- [WHAT IS ASKED]:
Can you pull out each line of the data below that includes the word "Индекс"?

- [RECORDS SHOWN]:

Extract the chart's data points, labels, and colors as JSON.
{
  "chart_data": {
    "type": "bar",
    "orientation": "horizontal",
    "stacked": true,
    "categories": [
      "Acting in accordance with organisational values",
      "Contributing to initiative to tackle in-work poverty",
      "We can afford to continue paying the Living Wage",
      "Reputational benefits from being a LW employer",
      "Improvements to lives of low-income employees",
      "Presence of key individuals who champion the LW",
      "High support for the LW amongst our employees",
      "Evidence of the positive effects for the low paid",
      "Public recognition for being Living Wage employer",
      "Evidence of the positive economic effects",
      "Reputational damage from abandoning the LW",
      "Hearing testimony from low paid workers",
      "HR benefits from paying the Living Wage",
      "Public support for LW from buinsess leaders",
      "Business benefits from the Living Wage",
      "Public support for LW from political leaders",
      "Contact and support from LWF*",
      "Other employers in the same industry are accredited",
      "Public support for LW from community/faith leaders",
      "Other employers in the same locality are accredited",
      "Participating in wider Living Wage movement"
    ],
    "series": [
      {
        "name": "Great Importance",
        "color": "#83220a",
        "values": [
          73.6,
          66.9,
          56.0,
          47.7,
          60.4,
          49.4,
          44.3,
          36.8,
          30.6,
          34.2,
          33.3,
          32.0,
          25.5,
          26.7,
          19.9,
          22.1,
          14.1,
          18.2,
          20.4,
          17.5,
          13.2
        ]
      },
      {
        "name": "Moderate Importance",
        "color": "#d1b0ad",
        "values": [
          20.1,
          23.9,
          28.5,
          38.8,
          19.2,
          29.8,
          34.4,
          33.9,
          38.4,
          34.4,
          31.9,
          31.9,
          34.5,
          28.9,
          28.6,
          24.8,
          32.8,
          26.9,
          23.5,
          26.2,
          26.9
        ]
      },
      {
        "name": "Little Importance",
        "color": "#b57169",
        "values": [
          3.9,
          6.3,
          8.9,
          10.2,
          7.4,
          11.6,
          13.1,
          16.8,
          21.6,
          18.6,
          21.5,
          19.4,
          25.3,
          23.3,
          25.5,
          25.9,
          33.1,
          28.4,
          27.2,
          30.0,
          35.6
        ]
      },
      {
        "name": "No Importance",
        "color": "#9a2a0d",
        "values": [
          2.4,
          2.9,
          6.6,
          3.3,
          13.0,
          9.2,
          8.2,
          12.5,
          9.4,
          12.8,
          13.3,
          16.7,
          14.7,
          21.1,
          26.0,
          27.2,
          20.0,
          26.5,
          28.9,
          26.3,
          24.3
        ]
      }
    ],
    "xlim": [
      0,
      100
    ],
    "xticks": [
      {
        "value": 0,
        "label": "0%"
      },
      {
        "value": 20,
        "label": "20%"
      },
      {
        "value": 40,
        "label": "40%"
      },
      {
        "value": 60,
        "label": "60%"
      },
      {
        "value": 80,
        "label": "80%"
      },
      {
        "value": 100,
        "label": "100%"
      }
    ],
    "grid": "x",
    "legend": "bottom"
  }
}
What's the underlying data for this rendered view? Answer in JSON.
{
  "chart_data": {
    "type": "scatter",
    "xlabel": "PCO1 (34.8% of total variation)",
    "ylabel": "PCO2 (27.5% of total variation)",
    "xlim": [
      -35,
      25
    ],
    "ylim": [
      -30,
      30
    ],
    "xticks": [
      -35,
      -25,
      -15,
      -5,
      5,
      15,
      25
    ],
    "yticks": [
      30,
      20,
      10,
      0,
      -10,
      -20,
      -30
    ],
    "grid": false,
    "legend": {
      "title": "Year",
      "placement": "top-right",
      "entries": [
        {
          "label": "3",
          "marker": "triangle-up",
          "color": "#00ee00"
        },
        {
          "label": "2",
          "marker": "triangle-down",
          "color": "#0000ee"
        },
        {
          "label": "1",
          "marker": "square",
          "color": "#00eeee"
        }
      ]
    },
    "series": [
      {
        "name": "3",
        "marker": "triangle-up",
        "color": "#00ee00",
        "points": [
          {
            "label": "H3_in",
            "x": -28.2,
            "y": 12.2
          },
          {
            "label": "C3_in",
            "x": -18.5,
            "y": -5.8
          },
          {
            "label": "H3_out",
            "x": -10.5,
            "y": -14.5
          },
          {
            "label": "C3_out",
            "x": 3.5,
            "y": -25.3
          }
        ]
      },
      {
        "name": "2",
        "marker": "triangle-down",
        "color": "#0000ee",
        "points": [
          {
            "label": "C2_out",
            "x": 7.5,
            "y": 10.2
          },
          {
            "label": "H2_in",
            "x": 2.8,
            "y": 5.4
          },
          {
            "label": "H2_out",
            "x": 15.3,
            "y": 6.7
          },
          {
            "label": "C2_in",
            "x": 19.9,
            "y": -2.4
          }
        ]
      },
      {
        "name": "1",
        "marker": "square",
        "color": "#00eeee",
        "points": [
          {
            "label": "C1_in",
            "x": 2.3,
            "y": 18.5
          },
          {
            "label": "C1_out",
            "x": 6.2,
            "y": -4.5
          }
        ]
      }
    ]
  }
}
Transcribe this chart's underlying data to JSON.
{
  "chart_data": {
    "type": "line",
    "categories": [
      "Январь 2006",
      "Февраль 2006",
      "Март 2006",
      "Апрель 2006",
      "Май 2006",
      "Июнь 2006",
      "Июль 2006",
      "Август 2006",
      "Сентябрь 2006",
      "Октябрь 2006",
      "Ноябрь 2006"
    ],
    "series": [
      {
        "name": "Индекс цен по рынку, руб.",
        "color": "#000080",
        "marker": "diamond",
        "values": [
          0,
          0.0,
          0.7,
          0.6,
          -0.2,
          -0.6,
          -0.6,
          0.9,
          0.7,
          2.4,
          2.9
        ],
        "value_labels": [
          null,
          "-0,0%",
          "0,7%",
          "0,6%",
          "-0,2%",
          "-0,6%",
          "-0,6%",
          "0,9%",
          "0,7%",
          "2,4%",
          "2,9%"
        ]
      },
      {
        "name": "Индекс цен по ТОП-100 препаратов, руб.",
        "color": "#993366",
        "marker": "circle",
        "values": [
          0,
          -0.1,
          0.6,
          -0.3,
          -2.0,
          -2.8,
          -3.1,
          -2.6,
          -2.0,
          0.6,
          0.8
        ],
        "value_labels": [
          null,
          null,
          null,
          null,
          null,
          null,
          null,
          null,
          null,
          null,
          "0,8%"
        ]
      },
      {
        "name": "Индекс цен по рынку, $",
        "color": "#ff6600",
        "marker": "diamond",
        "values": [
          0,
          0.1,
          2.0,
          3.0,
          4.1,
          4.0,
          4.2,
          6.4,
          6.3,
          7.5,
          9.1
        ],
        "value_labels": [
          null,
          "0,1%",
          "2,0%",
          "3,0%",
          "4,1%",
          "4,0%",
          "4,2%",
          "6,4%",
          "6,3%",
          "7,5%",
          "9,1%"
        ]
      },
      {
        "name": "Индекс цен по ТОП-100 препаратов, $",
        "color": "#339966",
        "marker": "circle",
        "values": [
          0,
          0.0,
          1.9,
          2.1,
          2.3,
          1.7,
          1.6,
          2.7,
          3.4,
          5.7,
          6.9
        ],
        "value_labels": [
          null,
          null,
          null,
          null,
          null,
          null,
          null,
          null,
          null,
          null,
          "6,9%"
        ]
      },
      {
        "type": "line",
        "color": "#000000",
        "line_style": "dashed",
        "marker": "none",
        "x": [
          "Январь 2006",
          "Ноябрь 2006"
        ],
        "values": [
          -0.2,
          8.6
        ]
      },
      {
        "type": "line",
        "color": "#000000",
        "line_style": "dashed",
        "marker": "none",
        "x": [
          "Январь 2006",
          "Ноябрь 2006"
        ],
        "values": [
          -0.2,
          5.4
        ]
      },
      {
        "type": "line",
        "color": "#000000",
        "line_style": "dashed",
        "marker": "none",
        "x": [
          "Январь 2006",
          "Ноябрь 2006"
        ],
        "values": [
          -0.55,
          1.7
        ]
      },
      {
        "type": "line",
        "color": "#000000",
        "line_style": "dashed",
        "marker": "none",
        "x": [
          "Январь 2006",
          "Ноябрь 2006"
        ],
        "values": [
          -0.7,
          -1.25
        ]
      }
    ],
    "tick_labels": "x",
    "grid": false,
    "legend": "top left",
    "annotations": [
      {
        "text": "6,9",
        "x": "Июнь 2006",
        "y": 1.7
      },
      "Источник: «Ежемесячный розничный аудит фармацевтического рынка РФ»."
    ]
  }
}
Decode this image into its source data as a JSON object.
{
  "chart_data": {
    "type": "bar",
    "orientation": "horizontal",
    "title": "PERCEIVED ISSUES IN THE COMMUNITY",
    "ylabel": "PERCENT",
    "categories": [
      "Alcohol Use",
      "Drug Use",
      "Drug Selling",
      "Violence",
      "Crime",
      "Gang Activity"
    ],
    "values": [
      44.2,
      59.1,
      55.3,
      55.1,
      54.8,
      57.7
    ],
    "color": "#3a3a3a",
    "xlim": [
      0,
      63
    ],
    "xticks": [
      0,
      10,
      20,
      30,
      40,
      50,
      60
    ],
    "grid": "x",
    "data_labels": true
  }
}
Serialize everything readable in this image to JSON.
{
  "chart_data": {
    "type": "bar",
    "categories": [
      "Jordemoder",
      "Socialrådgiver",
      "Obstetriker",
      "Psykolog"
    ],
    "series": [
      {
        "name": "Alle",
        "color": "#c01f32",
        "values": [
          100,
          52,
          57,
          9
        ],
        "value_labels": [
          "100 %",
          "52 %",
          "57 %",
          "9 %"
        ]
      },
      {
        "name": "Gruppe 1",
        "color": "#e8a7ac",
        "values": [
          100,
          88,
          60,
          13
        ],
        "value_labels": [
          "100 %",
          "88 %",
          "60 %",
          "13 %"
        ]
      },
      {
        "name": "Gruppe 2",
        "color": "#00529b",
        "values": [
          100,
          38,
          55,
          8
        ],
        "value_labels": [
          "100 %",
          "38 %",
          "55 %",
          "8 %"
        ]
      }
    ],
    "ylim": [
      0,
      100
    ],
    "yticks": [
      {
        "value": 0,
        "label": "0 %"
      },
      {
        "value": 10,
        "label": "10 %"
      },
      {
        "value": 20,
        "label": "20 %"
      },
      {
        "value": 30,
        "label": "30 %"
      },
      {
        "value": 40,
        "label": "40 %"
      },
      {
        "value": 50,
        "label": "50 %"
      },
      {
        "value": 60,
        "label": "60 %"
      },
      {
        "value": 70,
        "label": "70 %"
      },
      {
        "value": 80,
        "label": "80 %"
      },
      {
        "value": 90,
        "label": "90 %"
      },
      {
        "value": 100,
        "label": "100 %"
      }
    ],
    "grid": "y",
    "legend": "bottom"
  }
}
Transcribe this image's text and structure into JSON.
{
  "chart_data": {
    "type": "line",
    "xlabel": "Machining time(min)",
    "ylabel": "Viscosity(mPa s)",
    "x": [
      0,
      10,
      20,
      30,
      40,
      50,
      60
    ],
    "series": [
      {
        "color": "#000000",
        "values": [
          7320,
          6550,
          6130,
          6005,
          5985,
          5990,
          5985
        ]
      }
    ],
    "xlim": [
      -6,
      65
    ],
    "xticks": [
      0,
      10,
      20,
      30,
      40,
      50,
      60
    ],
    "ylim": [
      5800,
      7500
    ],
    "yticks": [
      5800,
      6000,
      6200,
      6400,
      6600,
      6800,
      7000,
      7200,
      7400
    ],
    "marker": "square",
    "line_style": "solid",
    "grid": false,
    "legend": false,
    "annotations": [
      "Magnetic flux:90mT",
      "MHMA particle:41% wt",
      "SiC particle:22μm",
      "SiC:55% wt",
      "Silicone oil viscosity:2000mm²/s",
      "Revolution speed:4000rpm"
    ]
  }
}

- [WRITTEN RESPONSE]:
        "name": "Индекс цен по рынку, руб.",
        "name": "Индекс цен по ТОП-100 препаратов, руб.",
        "name": "Индекс цен по рынку, $",
        "name": "Индекс цен по ТОП-100 препаратов, $",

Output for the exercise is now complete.